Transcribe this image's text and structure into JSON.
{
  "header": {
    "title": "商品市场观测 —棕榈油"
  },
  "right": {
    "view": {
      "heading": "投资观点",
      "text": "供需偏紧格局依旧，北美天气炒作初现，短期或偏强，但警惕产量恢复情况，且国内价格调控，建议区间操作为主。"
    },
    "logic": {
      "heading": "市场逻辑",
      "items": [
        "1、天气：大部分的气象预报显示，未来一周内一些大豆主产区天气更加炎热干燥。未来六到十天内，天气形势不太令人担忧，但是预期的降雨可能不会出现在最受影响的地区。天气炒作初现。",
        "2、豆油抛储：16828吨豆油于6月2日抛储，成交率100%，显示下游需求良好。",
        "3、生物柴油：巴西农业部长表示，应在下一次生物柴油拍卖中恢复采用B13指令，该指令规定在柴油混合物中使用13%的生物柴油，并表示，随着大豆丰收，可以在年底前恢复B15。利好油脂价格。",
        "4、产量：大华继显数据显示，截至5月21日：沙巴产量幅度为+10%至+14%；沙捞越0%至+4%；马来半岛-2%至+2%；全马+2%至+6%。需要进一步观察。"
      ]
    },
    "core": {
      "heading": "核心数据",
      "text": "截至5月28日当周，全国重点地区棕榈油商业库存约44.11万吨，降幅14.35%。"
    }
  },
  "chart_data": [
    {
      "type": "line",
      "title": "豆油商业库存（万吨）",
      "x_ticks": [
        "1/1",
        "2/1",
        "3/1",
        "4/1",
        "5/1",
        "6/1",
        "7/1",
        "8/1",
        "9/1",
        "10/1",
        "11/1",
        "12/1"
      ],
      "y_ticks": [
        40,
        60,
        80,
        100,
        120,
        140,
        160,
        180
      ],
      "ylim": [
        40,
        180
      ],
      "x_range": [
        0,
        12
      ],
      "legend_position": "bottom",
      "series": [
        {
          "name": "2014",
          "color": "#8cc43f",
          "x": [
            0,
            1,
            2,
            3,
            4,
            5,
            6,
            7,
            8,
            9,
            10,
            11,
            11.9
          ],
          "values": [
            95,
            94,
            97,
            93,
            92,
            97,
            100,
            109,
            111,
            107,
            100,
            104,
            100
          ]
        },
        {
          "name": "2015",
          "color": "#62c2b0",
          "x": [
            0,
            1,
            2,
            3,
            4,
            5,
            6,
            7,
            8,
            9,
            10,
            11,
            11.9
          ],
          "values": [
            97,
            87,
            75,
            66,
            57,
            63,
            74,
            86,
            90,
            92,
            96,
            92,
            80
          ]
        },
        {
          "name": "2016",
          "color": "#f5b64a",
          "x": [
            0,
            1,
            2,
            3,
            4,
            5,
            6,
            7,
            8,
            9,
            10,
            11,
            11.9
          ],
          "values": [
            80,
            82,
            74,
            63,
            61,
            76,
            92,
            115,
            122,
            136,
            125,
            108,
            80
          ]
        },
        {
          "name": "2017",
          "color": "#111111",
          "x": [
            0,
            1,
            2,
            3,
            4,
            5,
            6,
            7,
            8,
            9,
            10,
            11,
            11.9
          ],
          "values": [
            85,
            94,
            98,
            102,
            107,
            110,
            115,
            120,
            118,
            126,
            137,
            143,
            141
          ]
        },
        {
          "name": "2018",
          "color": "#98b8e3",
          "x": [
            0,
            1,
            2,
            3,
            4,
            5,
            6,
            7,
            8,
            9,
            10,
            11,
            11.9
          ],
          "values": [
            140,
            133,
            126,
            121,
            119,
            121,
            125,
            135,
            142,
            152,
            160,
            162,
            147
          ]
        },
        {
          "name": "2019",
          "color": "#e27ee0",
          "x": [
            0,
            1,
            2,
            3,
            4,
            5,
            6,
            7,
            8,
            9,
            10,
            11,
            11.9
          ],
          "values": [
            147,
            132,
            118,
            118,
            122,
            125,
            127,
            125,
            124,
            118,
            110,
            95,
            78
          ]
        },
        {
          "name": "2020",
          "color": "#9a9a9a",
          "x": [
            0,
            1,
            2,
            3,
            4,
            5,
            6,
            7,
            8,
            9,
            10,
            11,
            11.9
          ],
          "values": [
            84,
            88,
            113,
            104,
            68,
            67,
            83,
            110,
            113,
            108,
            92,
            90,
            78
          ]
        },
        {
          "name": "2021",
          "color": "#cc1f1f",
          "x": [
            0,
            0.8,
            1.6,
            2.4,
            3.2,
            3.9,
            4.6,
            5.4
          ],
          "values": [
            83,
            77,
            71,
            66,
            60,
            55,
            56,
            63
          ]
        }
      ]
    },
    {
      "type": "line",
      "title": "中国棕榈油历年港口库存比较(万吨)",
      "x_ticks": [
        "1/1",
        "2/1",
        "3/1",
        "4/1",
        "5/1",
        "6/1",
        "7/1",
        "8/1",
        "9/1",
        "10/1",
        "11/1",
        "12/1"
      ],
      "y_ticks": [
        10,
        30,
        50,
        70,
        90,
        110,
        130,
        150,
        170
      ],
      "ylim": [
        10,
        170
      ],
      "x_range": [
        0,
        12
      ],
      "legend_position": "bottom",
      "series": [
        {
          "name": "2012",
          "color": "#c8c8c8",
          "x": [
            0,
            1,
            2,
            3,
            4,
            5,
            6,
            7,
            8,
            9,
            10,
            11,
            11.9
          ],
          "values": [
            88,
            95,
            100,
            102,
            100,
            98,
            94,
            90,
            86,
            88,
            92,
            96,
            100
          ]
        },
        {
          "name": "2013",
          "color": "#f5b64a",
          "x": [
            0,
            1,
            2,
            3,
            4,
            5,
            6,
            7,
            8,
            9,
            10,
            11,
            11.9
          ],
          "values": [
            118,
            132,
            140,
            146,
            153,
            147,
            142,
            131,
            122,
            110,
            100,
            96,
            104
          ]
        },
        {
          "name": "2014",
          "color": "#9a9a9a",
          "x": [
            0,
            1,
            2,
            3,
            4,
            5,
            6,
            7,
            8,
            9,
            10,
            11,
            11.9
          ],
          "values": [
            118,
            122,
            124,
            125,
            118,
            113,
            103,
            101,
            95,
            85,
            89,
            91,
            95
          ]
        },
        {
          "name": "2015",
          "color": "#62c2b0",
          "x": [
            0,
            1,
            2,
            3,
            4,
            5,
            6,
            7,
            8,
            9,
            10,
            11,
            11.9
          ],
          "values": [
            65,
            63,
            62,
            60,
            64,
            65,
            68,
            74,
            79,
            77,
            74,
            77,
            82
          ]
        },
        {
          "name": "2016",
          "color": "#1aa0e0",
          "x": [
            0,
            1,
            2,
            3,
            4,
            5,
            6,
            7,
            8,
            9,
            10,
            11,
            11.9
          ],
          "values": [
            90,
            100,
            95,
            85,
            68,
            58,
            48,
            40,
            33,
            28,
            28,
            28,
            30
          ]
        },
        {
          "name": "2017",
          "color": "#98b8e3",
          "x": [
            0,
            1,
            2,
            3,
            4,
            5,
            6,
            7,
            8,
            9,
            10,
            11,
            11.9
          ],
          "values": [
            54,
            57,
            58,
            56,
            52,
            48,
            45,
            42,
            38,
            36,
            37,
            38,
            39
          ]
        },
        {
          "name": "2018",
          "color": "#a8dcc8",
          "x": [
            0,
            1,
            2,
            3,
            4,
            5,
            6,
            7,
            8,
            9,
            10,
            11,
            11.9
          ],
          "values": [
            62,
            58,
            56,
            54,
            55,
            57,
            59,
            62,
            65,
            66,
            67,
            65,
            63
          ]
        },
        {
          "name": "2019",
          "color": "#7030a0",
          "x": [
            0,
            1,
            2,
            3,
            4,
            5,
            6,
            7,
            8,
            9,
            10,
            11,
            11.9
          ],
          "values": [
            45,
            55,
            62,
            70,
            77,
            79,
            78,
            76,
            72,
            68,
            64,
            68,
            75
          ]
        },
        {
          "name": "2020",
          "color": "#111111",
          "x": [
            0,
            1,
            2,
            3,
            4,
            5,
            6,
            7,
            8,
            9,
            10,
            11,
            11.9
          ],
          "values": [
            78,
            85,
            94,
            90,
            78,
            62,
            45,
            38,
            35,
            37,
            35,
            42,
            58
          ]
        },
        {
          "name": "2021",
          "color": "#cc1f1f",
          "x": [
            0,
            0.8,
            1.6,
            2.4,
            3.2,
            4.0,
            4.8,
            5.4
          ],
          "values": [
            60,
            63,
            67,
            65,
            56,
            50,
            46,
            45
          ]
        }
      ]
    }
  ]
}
- - - -
Report how many lines include the word "text". Give nothing but the number.

RESPONSE BELOW - 3